▶ WAT TE DOEN:
(1) Stemmen de volgende uitspraken overeen met de tekst over omgevingssensitiviteit? (a) Ongeveer 20 tot 30% van de individuen is over het algemeen sensitiever dan anderen. (b) Het proefschrift richtte zich alleen op de adolescentie. (c) Het proefschrift had drie belangrijke doelstellingen. Antwoord per uitspraak met ja of nee en citeer letterlijk de woorden uit de tekst die de doorslag geven.
(2) Kopieer letterlijk het deel van de tekst over omgevingssensitiviteit van "Kinderen en adolescenten" tot "had twee belangrijke doelstellingen.".

▶ TE LEZEN FRAGMENT:
^^^^^^^^^^^^^^^^

< Terug naar vorige pagina

Project

In voor- en tegenspoed: Gevoeligheid voor omgevingsinvloeden in adolescentie bekeken vanuit multipele niveaus van analyse en doorheen de ontwikkeling.

Kinderen en adolescenten verschillen in hun vermogen om informatie over hun omgeving waar te nemen en te verwerken, dat wil zeggen in hun omgevingssensitiviteit (Pluess et al., 2018). Ongeveer 20 tot 30% van de individuen blijkt over het algemeen sensitiever dan anderen, wat betekent dat zij gevoeliger zijn voor kenmerken van hun ontwikkelingscontext (Pluess, 2015), zoals de kwaliteit van de opvoeding (Slagt et al., 2016). Het overkoepelende doel van dit proefschrift was om meer inzicht te krijgen in omgevingssensitiviteit als een individuele verschilvariabele door een integratieve benadering toe te passen die meerdere leeftijdsgroepen omvat (d.w.z. kleuterfase, lagere schoolfase, vroege tot late adolescentie). Dit proefschrift had twee belangrijke doelstellingen.

^^^^^^^^^^^^^^^^

▶ OPGESLAGEN GEGEVENS:
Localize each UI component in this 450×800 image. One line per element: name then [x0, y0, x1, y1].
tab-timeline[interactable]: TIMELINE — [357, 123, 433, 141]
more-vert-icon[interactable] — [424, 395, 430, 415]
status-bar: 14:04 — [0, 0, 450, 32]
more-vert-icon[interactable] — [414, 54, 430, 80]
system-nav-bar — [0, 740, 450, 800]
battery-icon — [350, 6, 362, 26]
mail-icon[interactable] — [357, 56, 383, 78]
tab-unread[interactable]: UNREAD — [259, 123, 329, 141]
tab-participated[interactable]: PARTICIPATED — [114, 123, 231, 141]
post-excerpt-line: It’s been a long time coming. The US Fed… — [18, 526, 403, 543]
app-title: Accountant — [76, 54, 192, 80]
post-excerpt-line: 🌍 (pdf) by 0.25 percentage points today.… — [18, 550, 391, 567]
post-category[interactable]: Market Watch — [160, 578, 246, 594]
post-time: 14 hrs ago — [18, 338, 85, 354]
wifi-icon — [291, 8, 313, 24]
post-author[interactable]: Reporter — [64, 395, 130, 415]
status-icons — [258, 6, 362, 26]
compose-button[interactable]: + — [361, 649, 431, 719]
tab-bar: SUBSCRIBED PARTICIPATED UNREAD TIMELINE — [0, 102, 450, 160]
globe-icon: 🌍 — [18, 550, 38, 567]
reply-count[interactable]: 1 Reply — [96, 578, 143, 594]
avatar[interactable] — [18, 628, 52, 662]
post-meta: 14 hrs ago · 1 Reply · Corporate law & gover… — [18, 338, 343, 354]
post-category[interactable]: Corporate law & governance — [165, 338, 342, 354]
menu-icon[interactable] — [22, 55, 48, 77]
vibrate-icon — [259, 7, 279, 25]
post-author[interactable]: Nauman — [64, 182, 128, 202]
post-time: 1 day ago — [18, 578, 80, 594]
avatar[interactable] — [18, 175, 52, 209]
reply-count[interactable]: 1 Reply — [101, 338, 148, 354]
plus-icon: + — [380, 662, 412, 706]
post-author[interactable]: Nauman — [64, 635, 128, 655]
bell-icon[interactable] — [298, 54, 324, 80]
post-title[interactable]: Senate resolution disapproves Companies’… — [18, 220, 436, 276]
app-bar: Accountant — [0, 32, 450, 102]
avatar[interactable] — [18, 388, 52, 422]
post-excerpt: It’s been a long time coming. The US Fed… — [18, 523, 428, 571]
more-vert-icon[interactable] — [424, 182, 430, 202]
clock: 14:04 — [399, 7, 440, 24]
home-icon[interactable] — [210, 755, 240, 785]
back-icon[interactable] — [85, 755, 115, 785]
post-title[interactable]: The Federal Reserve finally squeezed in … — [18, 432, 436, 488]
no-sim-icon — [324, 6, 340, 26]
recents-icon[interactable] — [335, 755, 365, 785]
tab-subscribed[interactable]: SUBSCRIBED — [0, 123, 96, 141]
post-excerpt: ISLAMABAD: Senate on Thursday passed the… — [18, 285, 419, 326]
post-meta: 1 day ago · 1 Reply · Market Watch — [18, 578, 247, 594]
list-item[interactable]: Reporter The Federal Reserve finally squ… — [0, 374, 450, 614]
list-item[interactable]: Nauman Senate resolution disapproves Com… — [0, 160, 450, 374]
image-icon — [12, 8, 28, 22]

^^^^^^^^^^^^^^^^

▶ OPLOSSINGEN OP VOLGORDE:
(1)
(a) Ja: "Ongeveer 20 tot 30% van de individuen blijkt over het algemeen sensitiever dan anderen"
(b) Nee: "meerdere leeftijdsgroepen omvat (d.w.z. kleuterfase, lagere schoolfase, vroege tot late adolescentie)"
(c) Nee: "Dit proefschrift had twee belangrijke doelstellingen."

(2)
Kinderen en adolescenten verschillen in hun vermogen om informatie over hun omgeving waar te nemen en te verwerken, dat wil zeggen in hun omgevingssensitiviteit (Pluess et al., 2018). Ongeveer 20 tot 30% van de individuen blijkt over het algemeen sensitiever dan anderen, wat betekent dat zij gevoeliger zijn voor kenmerken van hun ontwikkelingscontext (Pluess, 2015), zoals de kwaliteit van de opvoeding (Slagt et al., 2016). Het overkoepelende doel van dit proefschrift was om meer inzicht te krijgen in omgevingssensitiviteit als een individuele verschilvariabele door een integratieve benadering toe te passen die meerdere leeftijdsgroepen omvat (d.w.z. kleuterfase, lagere schoolfase, vroege tot late adolescentie). Dit proefschrift had twee belangrijke doelstellingen.